Set problem | Give back all the data exactly, line by line.

Records for the exercise |
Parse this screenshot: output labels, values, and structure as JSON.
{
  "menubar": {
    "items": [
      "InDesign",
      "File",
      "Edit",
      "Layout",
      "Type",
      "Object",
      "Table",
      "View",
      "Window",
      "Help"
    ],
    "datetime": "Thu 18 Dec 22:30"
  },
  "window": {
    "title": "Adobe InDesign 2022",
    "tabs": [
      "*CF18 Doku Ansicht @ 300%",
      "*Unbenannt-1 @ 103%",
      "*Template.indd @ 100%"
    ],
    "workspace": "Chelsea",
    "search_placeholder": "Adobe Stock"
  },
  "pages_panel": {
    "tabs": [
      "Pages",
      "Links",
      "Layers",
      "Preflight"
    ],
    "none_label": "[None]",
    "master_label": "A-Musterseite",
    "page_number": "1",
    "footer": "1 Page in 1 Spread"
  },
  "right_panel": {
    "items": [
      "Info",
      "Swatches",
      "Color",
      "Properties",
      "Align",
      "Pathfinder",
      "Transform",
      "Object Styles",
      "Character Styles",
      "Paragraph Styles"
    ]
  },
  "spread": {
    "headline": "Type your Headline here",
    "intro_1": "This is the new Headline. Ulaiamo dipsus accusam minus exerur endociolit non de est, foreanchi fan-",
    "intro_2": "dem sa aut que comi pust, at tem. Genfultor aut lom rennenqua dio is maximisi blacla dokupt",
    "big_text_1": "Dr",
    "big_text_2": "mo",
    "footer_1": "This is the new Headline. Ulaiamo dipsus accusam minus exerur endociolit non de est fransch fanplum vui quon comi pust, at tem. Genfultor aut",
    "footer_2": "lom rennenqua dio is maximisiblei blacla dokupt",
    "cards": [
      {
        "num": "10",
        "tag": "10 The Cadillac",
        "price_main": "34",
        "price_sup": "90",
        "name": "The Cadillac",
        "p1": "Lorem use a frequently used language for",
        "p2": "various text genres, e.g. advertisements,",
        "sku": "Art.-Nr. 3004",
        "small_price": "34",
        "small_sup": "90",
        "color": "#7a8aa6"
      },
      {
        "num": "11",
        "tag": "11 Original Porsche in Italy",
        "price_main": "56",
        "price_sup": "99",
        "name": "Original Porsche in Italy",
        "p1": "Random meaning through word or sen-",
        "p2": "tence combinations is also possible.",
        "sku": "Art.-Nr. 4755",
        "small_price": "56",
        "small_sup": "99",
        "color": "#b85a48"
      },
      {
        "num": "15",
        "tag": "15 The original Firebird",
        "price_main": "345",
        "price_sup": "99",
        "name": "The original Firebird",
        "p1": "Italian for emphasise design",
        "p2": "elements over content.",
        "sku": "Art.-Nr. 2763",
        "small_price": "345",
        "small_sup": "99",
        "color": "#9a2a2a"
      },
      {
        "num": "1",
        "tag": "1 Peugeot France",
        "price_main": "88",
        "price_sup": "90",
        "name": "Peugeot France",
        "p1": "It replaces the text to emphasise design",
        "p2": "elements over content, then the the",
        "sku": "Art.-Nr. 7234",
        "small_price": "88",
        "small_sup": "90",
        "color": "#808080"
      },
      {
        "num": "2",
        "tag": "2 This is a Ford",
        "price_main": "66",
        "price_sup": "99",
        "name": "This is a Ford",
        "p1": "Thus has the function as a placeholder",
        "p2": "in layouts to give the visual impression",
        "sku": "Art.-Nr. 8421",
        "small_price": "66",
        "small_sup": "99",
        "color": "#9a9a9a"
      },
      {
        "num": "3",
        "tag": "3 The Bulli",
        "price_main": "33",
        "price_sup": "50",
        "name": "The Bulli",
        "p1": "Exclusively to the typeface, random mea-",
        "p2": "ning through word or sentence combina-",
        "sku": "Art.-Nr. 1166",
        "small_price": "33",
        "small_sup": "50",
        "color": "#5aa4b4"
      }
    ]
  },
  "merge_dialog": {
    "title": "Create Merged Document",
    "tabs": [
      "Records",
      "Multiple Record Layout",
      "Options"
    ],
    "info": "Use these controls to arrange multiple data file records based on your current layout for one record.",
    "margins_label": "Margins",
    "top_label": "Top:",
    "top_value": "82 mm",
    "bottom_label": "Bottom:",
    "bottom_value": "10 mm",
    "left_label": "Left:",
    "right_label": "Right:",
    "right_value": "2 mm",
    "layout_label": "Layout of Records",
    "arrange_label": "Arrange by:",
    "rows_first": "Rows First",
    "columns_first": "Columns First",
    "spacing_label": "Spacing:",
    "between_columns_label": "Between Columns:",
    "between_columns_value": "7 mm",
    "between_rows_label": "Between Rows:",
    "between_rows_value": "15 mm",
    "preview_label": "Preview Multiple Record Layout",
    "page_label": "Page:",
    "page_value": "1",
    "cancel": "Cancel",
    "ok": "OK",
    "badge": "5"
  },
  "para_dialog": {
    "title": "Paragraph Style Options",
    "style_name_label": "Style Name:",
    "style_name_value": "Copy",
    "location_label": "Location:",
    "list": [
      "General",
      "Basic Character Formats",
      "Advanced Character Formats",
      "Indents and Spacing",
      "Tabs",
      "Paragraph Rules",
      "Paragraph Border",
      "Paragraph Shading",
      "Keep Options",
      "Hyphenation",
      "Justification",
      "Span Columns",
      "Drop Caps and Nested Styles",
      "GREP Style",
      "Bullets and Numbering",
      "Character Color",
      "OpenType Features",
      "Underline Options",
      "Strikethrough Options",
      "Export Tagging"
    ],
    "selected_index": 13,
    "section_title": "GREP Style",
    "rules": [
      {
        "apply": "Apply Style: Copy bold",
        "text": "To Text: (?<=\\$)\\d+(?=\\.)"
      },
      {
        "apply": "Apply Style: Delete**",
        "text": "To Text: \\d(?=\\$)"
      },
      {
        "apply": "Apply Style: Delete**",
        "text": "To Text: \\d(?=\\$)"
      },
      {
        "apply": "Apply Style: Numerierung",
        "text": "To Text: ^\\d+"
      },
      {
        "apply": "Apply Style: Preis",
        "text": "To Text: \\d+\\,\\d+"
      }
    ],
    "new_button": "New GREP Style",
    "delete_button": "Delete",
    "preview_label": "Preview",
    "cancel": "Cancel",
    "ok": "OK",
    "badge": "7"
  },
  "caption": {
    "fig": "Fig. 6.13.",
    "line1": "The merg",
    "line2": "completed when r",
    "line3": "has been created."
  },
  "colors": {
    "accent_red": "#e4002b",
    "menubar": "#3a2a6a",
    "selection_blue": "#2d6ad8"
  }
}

Expected answer |
Parse this screenshot: output labels, values, and structure as JSON.
{
  "menubar": {
    "items": [
      "InDesign",
      "File",
      "Edit",
      "Layout",
      "Type",
      "Object",
      "Table",
      "View",
      "Window",
      "Help"
    ],
    "datetime": "Thu 18 Dec 22:30"
  },
  "window": {
    "title": "Adobe InDesign 2022",
    "tabs": [
      "*CF18 Doku Ansicht @ 300%",
      "*Unbenannt-1 @ 103%",
      "*Template.indd @ 100%"
    ],
    "workspace": "Chelsea",
    "search_placeholder": "Adobe Stock"
  },
  "pages_panel": {
    "tabs": [
      "Pages",
      "Links",
      "Layers",
      "Preflight"
    ],
    "none_label": "[None]",
    "master_label": "A-Musterseite",
    "page_number": "1",
    "footer": "1 Page in 1 Spread"
  },
  "right_panel": {
    "items": [
      "Info",
      "Swatches",
      "Color",
      "Properties",
      "Align",
      "Pathfinder",
      "Transform",
      "Object Styles",
      "Character Styles",
      "Paragraph Styles"
    ]
  },
  "spread": {
    "headline": "Type your Headline here",
    "intro_1": "This is the new Headline. Ulaiamo dipsus accusam minus exerur endociolit non de est, foreanchi fan-",
    "intro_2": "dem sa aut que comi pust, at tem. Genfultor aut lom rennenqua dio is maximisi blacla dokupt",
    "big_text_1": "Dr",
    "big_text_2": "mo",
    "footer_1": "This is the new Headline. Ulaiamo dipsus accusam minus exerur endociolit non de est fransch fanplum vui quon comi pust, at tem. Genfultor aut",
    "footer_2": "lom rennenqua dio is maximisiblei blacla dokupt",
    "cards": [
      {
        "num": "10",
        "tag": "10 The Cadillac",
        "price_main": "34",
        "price_sup": "90",
        "name": "The Cadillac",
        "p1": "Lorem use a frequently used language for",
        "p2": "various text genres, e.g. advertisements,",
        "sku": "Art.-Nr. 3004",
        "small_price": "34",
        "small_sup": "90",
        "color": "#7a8aa6"
      },
      {
        "num": "11",
        "tag": "11 Original Porsche in Italy",
        "price_main": "56",
        "price_sup": "99",
        "name": "Original Porsche in Italy",
        "p1": "Random meaning through word or sen-",
        "p2": "tence combinations is also possible.",
        "sku": "Art.-Nr. 4755",
        "small_price": "56",
        "small_sup": "99",
        "color": "#b85a48"
      },
      {
        "num": "15",
        "tag": "15 The original Firebird",
        "price_main": "345",
        "price_sup": "99",
        "name": "The original Firebird",
        "p1": "Italian for emphasise design",
        "p2": "elements over content.",
        "sku": "Art.-Nr. 2763",
        "small_price": "345",
        "small_sup": "99",
        "color": "#9a2a2a"
      },
      {
        "num": "1",
        "tag": "1 Peugeot France",
        "price_main": "88",
        "price_sup": "90",
        "name": "Peugeot France",
        "p1": "It replaces the text to emphasise design",
        "p2": "elements over content, then the the",
        "sku": "Art.-Nr. 7234",
        "small_price": "88",
        "small_sup": "90",
        "color": "#808080"
      },
      {
        "num": "2",
        "tag": "2 This is a Ford",
        "price_main": "66",
        "price_sup": "99",
        "name": "This is a Ford",
        "p1": "Thus has the function as a placeholder",
        "p2": "in layouts to give the visual impression",
        "sku": "Art.-Nr. 8421",
        "small_price": "66",
        "small_sup": "99",
        "color": "#9a9a9a"
      },
      {
        "num": "3",
        "tag": "3 The Bulli",
        "price_main": "33",
        "price_sup": "50",
        "name": "The Bulli",
        "p1": "Exclusively to the typeface, random mea-",
        "p2": "ning through word or sentence combina-",
        "sku": "Art.-Nr. 1166",
        "small_price": "33",
        "small_sup": "50",
        "color": "#5aa4b4"
      }
    ]
  },
  "merge_dialog": {
    "title": "Create Merged Document",
    "tabs": [
      "Records",
      "Multiple Record Layout",
      "Options"
    ],
    "info": "Use these controls to arrange multiple data file records based on your current layout for one record.",
    "margins_label": "Margins",
    "top_label": "Top:",
    "top_value": "82 mm",
    "bottom_label": "Bottom:",
    "bottom_value": "10 mm",
    "left_label": "Left:",
    "right_label": "Right:",
    "right_value": "2 mm",
    "layout_label": "Layout of Records",
    "arrange_label": "Arrange by:",
    "rows_first": "Rows First",
    "columns_first": "Columns First",
    "spacing_label": "Spacing:",
    "between_columns_label": "Between Columns:",
    "between_columns_value": "7 mm",
    "between_rows_label": "Between Rows:",
    "between_rows_value": "15 mm",
    "preview_label": "Preview Multiple Record Layout",
    "page_label": "Page:",
    "page_value": "1",
    "cancel": "Cancel",
    "ok": "OK",
    "badge": "5"
  },
  "para_dialog": {
    "title": "Paragraph Style Options",
    "style_name_label": "Style Name:",
    "style_name_value": "Copy",
    "location_label": "Location:",
    "list": [
      "General",
      "Basic Character Formats",
      "Advanced Character Formats",
      "Indents and Spacing",
      "Tabs",
      "Paragraph Rules",
      "Paragraph Border",
      "Paragraph Shading",
      "Keep Options",
      "Hyphenation",
      "Justification",
      "Span Columns",
      "Drop Caps and Nested Styles",
      "GREP Style",
      "Bullets and Numbering",
      "Character Color",
      "OpenType Features",
      "Underline Options",
      "Strikethrough Options",
      "Export Tagging"
    ],
    "selected_index": 13,
    "section_title": "GREP Style",
    "rules": [
      {
        "apply": "Apply Style: Copy bold",
        "text": "To Text: (?<=\\$)\\d+(?=\\.)"
      },
      {
        "apply": "Apply Style: Delete**",
        "text": "To Text: \\d(?=\\$)"
      },
      {
        "apply": "Apply Style: Delete**",
        "text": "To Text: \\d(?=\\$)"
      },
      {
        "apply": "Apply Style: Numerierung",
        "text": "To Text: ^\\d+"
      },
      {
        "apply": "Apply Style: Preis",
        "text": "To Text: \\d+\\,\\d+"
      }
    ],
    "new_button": "New GREP Style",
    "delete_button": "Delete",
    "preview_label": "Preview",
    "cancel": "Cancel",
    "ok": "OK",
    "badge": "7"
  },
  "caption": {
    "fig": "Fig. 6.13.",
    "line1": "The merg",
    "line2": "completed when r",
    "line3": "has been created."
  },
  "colors": {
    "accent_red": "#e4002b",
    "menubar": "#3a2a6a",
    "selection_blue": "#2d6ad8"
  }
}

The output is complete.